Work required>
Images are not part of the copy; transcribe all the data exactly.

** Begin **

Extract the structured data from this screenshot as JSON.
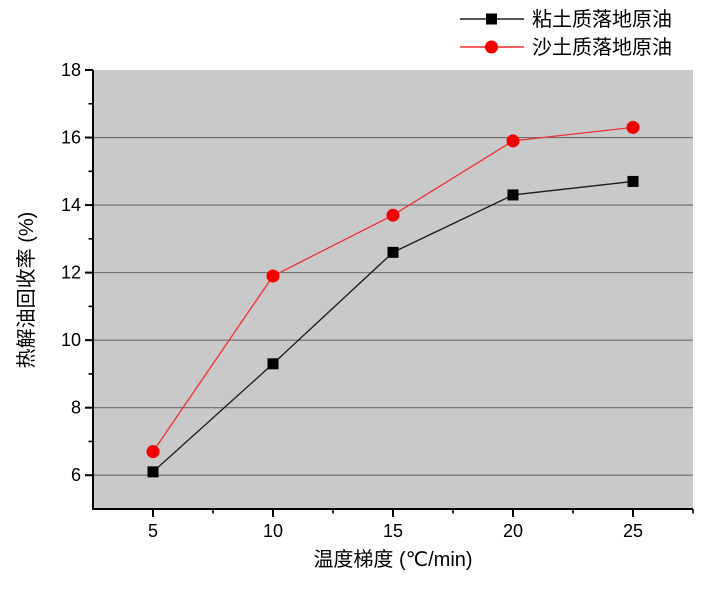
{
  "chart_data": {
    "type": "line",
    "title": "",
    "x": [
      5,
      10,
      15,
      20,
      25
    ],
    "series": [
      {
        "name": "粘土质落地原油",
        "values": [
          6.1,
          9.3,
          12.6,
          14.3,
          14.7
        ],
        "color": "#000000",
        "line_color": "#1c1c1c",
        "marker": "square"
      },
      {
        "name": "沙土质落地原油",
        "values": [
          6.7,
          11.9,
          13.7,
          15.9,
          16.3
        ],
        "color": "#f40000",
        "line_color": "#f03030",
        "marker": "circle"
      }
    ],
    "xlabel": "温度梯度 (℃/min)",
    "ylabel": "热解油回收率 (%)",
    "xlim": [
      2.5,
      27.5
    ],
    "ylim": [
      5,
      18
    ],
    "x_major_ticks": [
      5,
      10,
      15,
      20,
      25
    ],
    "x_minor_ticks": [
      7.5,
      12.5,
      17.5,
      22.5,
      27.5
    ],
    "y_major_ticks": [
      6,
      8,
      10,
      12,
      14,
      16,
      18
    ],
    "y_minor_ticks": [
      7,
      9,
      11,
      13,
      15,
      17
    ],
    "grid": "horizontal-major-only",
    "legend_position": "top-right-outside",
    "colors": {
      "plot_bg": "#c9c9c9",
      "grid": "#6b6b6b",
      "axis": "#000000",
      "page_bg": "#ffffff"
    }
  }
}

** End **

Finished task>
Extract the structured data from this screenshot as JSON.
{
  "chart_data": {
    "type": "line",
    "title": "",
    "x": [
      5,
      10,
      15,
      20,
      25
    ],
    "series": [
      {
        "name": "粘土质落地原油",
        "values": [
          6.1,
          9.3,
          12.6,
          14.3,
          14.7
        ],
        "color": "#000000",
        "line_color": "#1c1c1c",
        "marker": "square"
      },
      {
        "name": "沙土质落地原油",
        "values": [
          6.7,
          11.9,
          13.7,
          15.9,
          16.3
        ],
        "color": "#f40000",
        "line_color": "#f03030",
        "marker": "circle"
      }
    ],
    "xlabel": "温度梯度 (℃/min)",
    "ylabel": "热解油回收率 (%)",
    "xlim": [
      2.5,
      27.5
    ],
    "ylim": [
      5,
      18
    ],
    "x_major_ticks": [
      5,
      10,
      15,
      20,
      25
    ],
    "x_minor_ticks": [
      7.5,
      12.5,
      17.5,
      22.5,
      27.5
    ],
    "y_major_ticks": [
      6,
      8,
      10,
      12,
      14,
      16,
      18
    ],
    "y_minor_ticks": [
      7,
      9,
      11,
      13,
      15,
      17
    ],
    "grid": "horizontal-major-only",
    "legend_position": "top-right-outside",
    "colors": {
      "plot_bg": "#c9c9c9",
      "grid": "#6b6b6b",
      "axis": "#000000",
      "page_bg": "#ffffff"
    }
  }
}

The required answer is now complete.